-- Start Data to use --

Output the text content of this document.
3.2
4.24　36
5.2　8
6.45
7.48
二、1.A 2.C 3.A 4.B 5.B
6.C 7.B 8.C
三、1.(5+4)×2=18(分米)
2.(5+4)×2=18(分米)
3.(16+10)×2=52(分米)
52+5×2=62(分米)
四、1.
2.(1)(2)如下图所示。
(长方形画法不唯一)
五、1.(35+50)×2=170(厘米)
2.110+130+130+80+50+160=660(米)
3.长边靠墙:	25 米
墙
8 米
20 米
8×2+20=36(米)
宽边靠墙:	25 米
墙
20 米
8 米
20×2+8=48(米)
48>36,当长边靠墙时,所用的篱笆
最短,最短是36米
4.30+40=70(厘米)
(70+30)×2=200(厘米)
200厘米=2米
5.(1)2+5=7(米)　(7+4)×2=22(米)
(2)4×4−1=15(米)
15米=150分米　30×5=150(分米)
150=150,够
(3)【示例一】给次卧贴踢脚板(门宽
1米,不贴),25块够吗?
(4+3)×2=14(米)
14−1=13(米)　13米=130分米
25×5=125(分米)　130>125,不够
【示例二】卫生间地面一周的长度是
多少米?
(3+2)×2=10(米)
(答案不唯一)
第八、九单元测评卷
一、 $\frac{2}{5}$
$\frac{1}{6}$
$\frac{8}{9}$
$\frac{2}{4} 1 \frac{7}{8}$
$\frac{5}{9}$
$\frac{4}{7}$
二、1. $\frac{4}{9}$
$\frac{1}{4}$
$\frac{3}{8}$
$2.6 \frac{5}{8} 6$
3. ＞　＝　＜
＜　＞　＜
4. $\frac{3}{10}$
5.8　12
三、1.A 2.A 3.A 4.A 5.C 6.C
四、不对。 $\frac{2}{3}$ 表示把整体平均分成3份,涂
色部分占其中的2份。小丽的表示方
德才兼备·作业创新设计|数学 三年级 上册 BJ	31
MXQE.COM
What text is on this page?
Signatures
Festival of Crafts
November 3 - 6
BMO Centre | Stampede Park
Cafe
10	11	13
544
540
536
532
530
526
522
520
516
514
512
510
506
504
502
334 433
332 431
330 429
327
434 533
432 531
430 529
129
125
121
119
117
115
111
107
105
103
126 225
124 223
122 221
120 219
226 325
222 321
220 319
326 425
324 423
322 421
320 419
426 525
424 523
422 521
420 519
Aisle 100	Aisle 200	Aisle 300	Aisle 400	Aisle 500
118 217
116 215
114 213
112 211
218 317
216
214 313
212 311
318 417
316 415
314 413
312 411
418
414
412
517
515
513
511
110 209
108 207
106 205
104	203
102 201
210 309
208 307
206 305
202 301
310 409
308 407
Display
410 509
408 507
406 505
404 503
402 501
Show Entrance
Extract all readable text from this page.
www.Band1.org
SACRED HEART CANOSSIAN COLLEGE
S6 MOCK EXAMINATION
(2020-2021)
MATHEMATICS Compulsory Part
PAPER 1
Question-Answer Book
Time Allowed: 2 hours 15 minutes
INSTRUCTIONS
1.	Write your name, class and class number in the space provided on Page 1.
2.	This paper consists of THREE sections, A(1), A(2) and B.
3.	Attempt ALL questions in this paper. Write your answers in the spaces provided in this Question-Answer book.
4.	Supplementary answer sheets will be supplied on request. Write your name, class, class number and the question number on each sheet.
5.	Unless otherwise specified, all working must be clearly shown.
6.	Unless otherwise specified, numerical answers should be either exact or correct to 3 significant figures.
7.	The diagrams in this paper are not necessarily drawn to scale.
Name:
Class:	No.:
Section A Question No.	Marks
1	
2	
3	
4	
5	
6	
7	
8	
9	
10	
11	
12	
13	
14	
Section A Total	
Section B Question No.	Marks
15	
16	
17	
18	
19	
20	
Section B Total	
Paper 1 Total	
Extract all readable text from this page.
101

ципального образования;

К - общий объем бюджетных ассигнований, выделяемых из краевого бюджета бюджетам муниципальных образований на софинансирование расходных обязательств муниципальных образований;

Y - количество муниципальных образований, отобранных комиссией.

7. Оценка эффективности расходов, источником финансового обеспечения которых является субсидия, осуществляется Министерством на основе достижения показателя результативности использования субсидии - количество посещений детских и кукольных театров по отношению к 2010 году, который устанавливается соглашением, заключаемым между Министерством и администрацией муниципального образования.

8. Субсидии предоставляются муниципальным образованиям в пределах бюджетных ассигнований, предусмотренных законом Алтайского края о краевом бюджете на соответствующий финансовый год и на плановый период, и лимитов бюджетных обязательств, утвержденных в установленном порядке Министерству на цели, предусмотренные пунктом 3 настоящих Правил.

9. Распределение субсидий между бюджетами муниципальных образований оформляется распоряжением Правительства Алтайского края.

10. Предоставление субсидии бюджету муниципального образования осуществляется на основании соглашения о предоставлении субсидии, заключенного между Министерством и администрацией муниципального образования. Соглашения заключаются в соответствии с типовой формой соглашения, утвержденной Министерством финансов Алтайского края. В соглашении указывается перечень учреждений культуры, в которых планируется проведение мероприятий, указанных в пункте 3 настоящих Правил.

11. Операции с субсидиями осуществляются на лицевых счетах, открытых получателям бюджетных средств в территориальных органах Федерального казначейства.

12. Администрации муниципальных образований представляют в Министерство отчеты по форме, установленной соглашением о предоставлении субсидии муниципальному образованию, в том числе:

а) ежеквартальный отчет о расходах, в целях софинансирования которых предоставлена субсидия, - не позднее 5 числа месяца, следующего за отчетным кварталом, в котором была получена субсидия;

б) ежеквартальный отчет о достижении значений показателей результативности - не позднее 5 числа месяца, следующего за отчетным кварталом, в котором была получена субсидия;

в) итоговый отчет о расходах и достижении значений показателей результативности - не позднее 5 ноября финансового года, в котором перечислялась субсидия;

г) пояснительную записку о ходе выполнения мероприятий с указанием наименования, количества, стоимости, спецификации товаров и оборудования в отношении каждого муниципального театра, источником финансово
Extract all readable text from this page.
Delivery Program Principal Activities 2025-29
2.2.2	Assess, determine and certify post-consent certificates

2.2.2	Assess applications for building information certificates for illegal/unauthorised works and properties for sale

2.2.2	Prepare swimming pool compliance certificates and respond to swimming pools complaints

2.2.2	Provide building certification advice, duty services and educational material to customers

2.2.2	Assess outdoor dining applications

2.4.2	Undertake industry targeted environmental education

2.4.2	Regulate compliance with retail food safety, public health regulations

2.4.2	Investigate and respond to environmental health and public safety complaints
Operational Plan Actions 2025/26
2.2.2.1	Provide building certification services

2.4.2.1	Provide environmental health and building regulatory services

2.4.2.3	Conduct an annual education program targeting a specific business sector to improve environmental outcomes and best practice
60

-- End Data to use --

- Exercise goal:
Copy each line of the listing in which the word "otherwise" can be found.

- Complete answer:
5.	Unless otherwise specified, all working must be clearly shown.
6.	Unless otherwise specified, numerical answers should be either exact or correct to 3 significant figures.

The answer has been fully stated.